[Dataset listings of figures]
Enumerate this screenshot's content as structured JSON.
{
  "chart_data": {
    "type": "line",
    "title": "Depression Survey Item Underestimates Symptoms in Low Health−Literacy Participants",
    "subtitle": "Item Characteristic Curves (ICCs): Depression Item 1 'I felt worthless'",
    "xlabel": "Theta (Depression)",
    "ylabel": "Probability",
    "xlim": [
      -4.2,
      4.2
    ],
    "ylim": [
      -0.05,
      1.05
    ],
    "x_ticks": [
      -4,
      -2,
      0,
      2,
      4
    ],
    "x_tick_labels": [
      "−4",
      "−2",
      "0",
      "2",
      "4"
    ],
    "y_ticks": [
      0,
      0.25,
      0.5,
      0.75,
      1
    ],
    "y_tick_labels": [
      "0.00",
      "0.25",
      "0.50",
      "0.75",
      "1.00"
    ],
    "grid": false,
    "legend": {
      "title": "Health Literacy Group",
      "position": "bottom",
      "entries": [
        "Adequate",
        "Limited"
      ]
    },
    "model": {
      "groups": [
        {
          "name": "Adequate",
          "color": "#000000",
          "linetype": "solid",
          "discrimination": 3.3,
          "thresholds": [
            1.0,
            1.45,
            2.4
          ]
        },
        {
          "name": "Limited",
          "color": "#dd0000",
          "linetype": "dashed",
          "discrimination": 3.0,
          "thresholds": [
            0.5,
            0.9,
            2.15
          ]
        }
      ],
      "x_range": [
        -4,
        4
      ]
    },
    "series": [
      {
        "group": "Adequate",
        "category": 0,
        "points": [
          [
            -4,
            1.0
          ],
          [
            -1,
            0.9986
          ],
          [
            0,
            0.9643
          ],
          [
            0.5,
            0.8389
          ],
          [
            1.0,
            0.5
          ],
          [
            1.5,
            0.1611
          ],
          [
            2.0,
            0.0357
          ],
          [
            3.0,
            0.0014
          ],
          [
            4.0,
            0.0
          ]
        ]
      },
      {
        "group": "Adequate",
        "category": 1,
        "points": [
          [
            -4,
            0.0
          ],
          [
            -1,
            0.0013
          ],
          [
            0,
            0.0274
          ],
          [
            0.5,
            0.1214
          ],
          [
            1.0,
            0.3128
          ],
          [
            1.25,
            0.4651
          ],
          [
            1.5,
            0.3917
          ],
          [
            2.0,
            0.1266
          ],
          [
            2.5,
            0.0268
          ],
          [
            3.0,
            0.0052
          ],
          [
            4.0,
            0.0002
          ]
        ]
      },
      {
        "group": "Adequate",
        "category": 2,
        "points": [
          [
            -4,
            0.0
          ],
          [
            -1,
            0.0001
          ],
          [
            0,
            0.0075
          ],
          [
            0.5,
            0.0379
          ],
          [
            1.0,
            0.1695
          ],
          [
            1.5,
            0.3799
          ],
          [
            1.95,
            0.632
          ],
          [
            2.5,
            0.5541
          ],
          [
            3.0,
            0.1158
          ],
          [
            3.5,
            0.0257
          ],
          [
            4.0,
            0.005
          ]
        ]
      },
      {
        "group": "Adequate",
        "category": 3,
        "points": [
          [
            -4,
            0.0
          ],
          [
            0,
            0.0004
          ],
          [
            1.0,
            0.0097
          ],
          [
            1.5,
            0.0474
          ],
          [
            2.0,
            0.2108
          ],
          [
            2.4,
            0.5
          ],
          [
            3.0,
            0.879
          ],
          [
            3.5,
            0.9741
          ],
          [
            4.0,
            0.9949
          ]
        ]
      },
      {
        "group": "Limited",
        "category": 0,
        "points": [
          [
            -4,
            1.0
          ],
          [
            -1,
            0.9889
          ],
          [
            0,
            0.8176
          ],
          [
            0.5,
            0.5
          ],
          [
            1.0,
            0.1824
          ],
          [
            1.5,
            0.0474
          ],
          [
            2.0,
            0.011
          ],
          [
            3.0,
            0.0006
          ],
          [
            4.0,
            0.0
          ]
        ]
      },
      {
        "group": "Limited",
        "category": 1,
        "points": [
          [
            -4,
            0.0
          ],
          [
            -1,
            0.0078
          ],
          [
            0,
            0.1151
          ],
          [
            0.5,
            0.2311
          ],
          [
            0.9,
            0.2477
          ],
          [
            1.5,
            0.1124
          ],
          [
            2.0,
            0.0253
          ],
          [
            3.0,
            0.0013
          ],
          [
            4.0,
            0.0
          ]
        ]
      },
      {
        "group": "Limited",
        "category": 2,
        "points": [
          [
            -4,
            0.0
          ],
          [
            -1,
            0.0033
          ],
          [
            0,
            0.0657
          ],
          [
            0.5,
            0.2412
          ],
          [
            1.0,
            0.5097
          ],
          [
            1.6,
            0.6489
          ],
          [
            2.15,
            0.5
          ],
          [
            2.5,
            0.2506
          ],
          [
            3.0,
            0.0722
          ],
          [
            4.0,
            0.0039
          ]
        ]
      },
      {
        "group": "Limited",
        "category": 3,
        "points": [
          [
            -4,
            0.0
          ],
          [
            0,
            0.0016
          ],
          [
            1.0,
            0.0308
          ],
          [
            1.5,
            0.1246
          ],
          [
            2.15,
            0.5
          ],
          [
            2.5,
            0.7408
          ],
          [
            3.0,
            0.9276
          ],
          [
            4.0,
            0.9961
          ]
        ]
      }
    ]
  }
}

▶ [THE TASK]: Output all of the material exactly as written.

▶ [SOLUTION FOR THIS TASK]:
Enumerate this screenshot's content as structured JSON.
{
  "chart_data": {
    "type": "line",
    "title": "Depression Survey Item Underestimates Symptoms in Low Health−Literacy Participants",
    "subtitle": "Item Characteristic Curves (ICCs): Depression Item 1 'I felt worthless'",
    "xlabel": "Theta (Depression)",
    "ylabel": "Probability",
    "xlim": [
      -4.2,
      4.2
    ],
    "ylim": [
      -0.05,
      1.05
    ],
    "x_ticks": [
      -4,
      -2,
      0,
      2,
      4
    ],
    "x_tick_labels": [
      "−4",
      "−2",
      "0",
      "2",
      "4"
    ],
    "y_ticks": [
      0,
      0.25,
      0.5,
      0.75,
      1
    ],
    "y_tick_labels": [
      "0.00",
      "0.25",
      "0.50",
      "0.75",
      "1.00"
    ],
    "grid": false,
    "legend": {
      "title": "Health Literacy Group",
      "position": "bottom",
      "entries": [
        "Adequate",
        "Limited"
      ]
    },
    "model": {
      "groups": [
        {
          "name": "Adequate",
          "color": "#000000",
          "linetype": "solid",
          "discrimination": 3.3,
          "thresholds": [
            1.0,
            1.45,
            2.4
          ]
        },
        {
          "name": "Limited",
          "color": "#dd0000",
          "linetype": "dashed",
          "discrimination": 3.0,
          "thresholds": [
            0.5,
            0.9,
            2.15
          ]
        }
      ],
      "x_range": [
        -4,
        4
      ]
    },
    "series": [
      {
        "group": "Adequate",
        "category": 0,
        "points": [
          [
            -4,
            1.0
          ],
          [
            -1,
            0.9986
          ],
          [
            0,
            0.9643
          ],
          [
            0.5,
            0.8389
          ],
          [
            1.0,
            0.5
          ],
          [
            1.5,
            0.1611
          ],
          [
            2.0,
            0.0357
          ],
          [
            3.0,
            0.0014
          ],
          [
            4.0,
            0.0
          ]
        ]
      },
      {
        "group": "Adequate",
        "category": 1,
        "points": [
          [
            -4,
            0.0
          ],
          [
            -1,
            0.0013
          ],
          [
            0,
            0.0274
          ],
          [
            0.5,
            0.1214
          ],
          [
            1.0,
            0.3128
          ],
          [
            1.25,
            0.4651
          ],
          [
            1.5,
            0.3917
          ],
          [
            2.0,
            0.1266
          ],
          [
            2.5,
            0.0268
          ],
          [
            3.0,
            0.0052
          ],
          [
            4.0,
            0.0002
          ]
        ]
      },
      {
        "group": "Adequate",
        "category": 2,
        "points": [
          [
            -4,
            0.0
          ],
          [
            -1,
            0.0001
          ],
          [
            0,
            0.0075
          ],
          [
            0.5,
            0.0379
          ],
          [
            1.0,
            0.1695
          ],
          [
            1.5,
            0.3799
          ],
          [
            1.95,
            0.632
          ],
          [
            2.5,
            0.5541
          ],
          [
            3.0,
            0.1158
          ],
          [
            3.5,
            0.0257
          ],
          [
            4.0,
            0.005
          ]
        ]
      },
      {
        "group": "Adequate",
        "category": 3,
        "points": [
          [
            -4,
            0.0
          ],
          [
            0,
            0.0004
          ],
          [
            1.0,
            0.0097
          ],
          [
            1.5,
            0.0474
          ],
          [
            2.0,
            0.2108
          ],
          [
            2.4,
            0.5
          ],
          [
            3.0,
            0.879
          ],
          [
            3.5,
            0.9741
          ],
          [
            4.0,
            0.9949
          ]
        ]
      },
      {
        "group": "Limited",
        "category": 0,
        "points": [
          [
            -4,
            1.0
          ],
          [
            -1,
            0.9889
          ],
          [
            0,
            0.8176
          ],
          [
            0.5,
            0.5
          ],
          [
            1.0,
            0.1824
          ],
          [
            1.5,
            0.0474
          ],
          [
            2.0,
            0.011
          ],
          [
            3.0,
            0.0006
          ],
          [
            4.0,
            0.0
          ]
        ]
      },
      {
        "group": "Limited",
        "category": 1,
        "points": [
          [
            -4,
            0.0
          ],
          [
            -1,
            0.0078
          ],
          [
            0,
            0.1151
          ],
          [
            0.5,
            0.2311
          ],
          [
            0.9,
            0.2477
          ],
          [
            1.5,
            0.1124
          ],
          [
            2.0,
            0.0253
          ],
          [
            3.0,
            0.0013
          ],
          [
            4.0,
            0.0
          ]
        ]
      },
      {
        "group": "Limited",
        "category": 2,
        "points": [
          [
            -4,
            0.0
          ],
          [
            -1,
            0.0033
          ],
          [
            0,
            0.0657
          ],
          [
            0.5,
            0.2412
          ],
          [
            1.0,
            0.5097
          ],
          [
            1.6,
            0.6489
          ],
          [
            2.15,
            0.5
          ],
          [
            2.5,
            0.2506
          ],
          [
            3.0,
            0.0722
          ],
          [
            4.0,
            0.0039
          ]
        ]
      },
      {
        "group": "Limited",
        "category": 3,
        "points": [
          [
            -4,
            0.0
          ],
          [
            0,
            0.0016
          ],
          [
            1.0,
            0.0308
          ],
          [
            1.5,
            0.1246
          ],
          [
            2.15,
            0.5
          ],
          [
            2.5,
            0.7408
          ],
          [
            3.0,
            0.9276
          ],
          [
            4.0,
            0.9961
          ]
        ]
      }
    ]
  }
}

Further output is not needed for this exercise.